### Desafio 1
Edite os registros do início até a linha que contém "Bar <box>583 756 618 841</box>", inclusive, substituindo "Text" por "Texto" e mantendo todo o resto inalterado. Devolva somente essas linhas.

E Márquez fez outras considerações muito interessantes: a importância da Revolução Cubana, que considerou ter colocado a América Latina no centro de interesse da Europa, e a ausência de reconhecimento para o valor da literatura do continente. Quatro anos depois dessa visita, a obra de Márquez chamou a atenção para a produção literária latino-americana. Ele foi o vencedor do Prêmio Nobel de Literatura, mas não pelo livro que citou como o preferido na reportagem de A TARDE, e, sim, Cem Anos de Solidão, uma referência do movimento, estilo ou gênero chamado realismo mágico.

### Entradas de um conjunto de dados

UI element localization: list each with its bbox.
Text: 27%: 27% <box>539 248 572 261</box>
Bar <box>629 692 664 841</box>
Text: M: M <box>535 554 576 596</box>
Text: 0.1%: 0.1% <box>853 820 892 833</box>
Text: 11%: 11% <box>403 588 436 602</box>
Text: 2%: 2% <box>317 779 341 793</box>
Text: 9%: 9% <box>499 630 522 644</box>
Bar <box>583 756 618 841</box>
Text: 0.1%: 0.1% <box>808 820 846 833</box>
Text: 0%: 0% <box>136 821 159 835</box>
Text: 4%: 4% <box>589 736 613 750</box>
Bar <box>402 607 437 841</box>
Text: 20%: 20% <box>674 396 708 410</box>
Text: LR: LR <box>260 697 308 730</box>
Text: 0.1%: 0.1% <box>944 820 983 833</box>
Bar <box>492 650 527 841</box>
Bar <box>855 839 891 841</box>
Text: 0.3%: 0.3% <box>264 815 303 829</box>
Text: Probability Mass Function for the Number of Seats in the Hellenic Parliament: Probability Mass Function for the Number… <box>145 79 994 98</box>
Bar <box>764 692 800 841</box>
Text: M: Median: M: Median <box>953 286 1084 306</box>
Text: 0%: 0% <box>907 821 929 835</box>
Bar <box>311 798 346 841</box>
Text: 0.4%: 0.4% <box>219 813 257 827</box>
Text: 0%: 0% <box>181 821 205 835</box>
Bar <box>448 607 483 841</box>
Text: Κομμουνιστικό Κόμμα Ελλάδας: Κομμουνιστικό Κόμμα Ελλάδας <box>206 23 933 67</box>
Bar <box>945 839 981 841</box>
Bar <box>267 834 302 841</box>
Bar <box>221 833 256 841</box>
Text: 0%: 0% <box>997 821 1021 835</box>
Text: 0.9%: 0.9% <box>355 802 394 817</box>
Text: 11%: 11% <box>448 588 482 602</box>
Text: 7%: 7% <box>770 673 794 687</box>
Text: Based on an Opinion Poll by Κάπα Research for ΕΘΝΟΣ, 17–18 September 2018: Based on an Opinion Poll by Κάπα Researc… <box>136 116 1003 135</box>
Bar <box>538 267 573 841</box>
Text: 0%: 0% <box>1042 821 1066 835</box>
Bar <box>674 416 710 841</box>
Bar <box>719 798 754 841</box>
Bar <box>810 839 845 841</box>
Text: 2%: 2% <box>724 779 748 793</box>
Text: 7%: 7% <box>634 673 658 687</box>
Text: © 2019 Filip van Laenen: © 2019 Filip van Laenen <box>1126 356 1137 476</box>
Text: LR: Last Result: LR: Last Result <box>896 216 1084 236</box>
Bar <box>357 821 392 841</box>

### Desafio 2
Prossiga com o trecho sobre Márquez e a literatura latino-americana a partir do ponto em que ele termina.

### Resposta 1
UI element localization: list each with its bbox.
Texto: 27%: 27% <box>539 248 572 261</box>
Bar <box>629 692 664 841</box>
Texto: M: M <box>535 554 576 596</box>
Texto: 0.1%: 0.1% <box>853 820 892 833</box>
Texto: 11%: 11% <box>403 588 436 602</box>
Texto: 2%: 2% <box>317 779 341 793</box>
Texto: 9%: 9% <box>499 630 522 644</box>
Bar <box>583 756 618 841</box>

### Resposta 2
“O realismo mágico é um estilo que pode também ser considerado por alguns teóricos como um gênero literário que trabalha com o elo do sobrenatural com o cotidiano. Pensando na obra de Gabriel García Márquez, ele já deu entrevista em que fala que viveu a primeira infância em Aracataca com uma avó muito supersticiosa, religiosa, propulsora das tradições e com um avô muito objetivo, muito prático e muito direto. Na obra de Gabriel tem o mágico, a exuberância e o exagero do menino que nasce com uma caudinha de porco e a menina que tem a beleza celestial e encantadora que faz todos sucumbirem a ela. É a possibilidade de uma outra realidade”, analisa Adriana de Borges. Doutora em Teoria da Literatura, ela é professora da Uneb e especialista no estudo de literaturas hispânicas e latino-americanas.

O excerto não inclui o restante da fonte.